Data:
────────────────────

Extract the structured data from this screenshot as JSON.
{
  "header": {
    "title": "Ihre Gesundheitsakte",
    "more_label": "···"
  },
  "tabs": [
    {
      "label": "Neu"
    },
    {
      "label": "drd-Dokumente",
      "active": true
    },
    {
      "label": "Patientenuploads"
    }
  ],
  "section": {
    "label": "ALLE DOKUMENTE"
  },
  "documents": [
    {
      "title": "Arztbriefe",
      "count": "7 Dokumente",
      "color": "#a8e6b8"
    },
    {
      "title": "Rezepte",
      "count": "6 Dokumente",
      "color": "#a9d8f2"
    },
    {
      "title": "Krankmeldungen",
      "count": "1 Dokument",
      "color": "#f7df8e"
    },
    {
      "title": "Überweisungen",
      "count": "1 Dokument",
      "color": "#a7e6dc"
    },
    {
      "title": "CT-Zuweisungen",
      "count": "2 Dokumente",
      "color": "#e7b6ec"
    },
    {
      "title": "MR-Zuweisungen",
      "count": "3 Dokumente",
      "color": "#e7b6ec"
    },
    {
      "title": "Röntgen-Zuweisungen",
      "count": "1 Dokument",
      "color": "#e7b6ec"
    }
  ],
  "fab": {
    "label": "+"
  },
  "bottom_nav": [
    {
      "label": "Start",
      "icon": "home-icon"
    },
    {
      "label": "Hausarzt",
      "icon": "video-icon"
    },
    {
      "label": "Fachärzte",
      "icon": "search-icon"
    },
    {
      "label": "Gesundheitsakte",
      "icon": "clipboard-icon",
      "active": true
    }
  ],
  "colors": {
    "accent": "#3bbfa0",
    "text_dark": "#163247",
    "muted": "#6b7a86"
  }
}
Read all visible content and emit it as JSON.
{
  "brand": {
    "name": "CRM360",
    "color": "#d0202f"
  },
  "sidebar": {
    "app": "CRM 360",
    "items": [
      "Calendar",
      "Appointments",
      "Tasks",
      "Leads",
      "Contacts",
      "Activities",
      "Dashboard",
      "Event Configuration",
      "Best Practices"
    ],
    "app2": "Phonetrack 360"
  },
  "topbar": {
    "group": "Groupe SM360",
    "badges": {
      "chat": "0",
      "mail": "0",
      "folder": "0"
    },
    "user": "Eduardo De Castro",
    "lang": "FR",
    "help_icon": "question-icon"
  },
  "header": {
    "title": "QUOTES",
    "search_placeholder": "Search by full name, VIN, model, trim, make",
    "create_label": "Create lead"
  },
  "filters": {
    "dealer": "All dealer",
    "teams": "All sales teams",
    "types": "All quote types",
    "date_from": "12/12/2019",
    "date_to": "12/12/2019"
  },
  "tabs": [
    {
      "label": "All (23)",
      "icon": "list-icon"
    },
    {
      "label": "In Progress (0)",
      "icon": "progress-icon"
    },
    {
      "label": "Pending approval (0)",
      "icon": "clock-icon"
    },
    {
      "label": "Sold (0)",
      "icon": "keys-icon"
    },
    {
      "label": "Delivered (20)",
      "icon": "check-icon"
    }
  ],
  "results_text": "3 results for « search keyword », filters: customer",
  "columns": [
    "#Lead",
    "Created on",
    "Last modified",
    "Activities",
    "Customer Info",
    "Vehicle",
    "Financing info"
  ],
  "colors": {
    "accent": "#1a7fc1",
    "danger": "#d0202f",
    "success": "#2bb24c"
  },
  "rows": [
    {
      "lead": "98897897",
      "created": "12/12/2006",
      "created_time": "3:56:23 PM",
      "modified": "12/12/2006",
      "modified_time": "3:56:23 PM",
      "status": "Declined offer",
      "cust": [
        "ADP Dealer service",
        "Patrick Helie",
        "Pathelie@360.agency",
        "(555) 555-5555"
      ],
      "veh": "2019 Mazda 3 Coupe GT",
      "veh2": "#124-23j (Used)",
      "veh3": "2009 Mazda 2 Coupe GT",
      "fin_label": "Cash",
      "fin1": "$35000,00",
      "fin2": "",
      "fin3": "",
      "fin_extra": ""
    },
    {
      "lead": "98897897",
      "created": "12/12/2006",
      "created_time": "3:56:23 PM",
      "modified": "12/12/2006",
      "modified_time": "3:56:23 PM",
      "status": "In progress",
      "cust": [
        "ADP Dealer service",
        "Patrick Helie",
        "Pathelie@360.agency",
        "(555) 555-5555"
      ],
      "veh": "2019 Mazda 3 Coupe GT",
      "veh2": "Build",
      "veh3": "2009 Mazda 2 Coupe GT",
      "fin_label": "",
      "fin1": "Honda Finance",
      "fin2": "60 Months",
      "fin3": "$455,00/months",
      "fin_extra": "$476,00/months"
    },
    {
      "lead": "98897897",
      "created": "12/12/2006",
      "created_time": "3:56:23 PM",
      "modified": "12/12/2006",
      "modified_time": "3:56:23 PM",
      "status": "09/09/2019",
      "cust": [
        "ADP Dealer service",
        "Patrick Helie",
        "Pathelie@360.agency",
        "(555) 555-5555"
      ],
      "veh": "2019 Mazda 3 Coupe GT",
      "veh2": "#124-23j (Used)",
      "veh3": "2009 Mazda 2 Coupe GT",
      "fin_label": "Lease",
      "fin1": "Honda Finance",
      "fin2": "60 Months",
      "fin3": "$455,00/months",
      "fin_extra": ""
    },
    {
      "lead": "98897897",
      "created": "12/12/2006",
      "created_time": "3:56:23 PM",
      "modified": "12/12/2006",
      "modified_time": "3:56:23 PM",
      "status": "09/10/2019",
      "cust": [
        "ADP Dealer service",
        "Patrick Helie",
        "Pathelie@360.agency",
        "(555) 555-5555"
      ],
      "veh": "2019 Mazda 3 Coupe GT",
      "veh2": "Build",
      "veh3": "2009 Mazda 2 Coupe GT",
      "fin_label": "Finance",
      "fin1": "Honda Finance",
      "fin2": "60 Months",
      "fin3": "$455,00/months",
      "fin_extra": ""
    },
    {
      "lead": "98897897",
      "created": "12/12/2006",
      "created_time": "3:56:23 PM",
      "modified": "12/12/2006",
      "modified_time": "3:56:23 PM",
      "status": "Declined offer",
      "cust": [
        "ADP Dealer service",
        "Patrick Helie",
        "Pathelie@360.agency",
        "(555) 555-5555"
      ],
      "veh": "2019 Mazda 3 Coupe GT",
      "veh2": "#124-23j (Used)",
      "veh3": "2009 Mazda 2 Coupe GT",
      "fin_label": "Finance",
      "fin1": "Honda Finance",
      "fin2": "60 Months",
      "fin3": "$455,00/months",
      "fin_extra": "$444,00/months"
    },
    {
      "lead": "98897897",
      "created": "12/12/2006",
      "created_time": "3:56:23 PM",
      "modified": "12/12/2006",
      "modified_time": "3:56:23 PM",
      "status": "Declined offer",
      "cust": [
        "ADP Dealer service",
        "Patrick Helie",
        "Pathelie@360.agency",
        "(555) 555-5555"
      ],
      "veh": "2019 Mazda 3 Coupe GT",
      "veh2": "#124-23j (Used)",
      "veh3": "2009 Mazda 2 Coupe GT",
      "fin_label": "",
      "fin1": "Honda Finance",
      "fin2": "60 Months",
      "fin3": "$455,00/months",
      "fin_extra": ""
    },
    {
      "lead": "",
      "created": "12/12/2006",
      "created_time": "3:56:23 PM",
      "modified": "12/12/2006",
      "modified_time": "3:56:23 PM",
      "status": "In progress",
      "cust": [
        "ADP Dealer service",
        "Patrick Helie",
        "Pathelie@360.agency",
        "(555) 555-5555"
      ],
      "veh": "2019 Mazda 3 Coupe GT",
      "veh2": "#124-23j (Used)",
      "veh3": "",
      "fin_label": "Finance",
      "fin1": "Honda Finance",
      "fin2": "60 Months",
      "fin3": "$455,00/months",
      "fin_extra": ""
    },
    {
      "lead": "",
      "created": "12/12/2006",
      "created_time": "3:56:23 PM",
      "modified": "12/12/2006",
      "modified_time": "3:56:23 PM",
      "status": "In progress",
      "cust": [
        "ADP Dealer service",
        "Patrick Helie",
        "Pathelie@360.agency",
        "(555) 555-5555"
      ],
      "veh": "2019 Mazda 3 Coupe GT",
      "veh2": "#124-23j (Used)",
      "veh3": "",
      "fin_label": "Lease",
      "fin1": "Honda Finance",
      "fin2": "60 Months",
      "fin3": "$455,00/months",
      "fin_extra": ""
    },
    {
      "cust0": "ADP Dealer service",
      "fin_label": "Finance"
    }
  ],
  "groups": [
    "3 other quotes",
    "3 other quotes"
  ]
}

────────────────────

Request:
Gather and return every line that holds the string "Gesundheitsakte".

Answer below:
    "title": "Ihre Gesundheitsakte",
      "label": "Gesundheitsakte",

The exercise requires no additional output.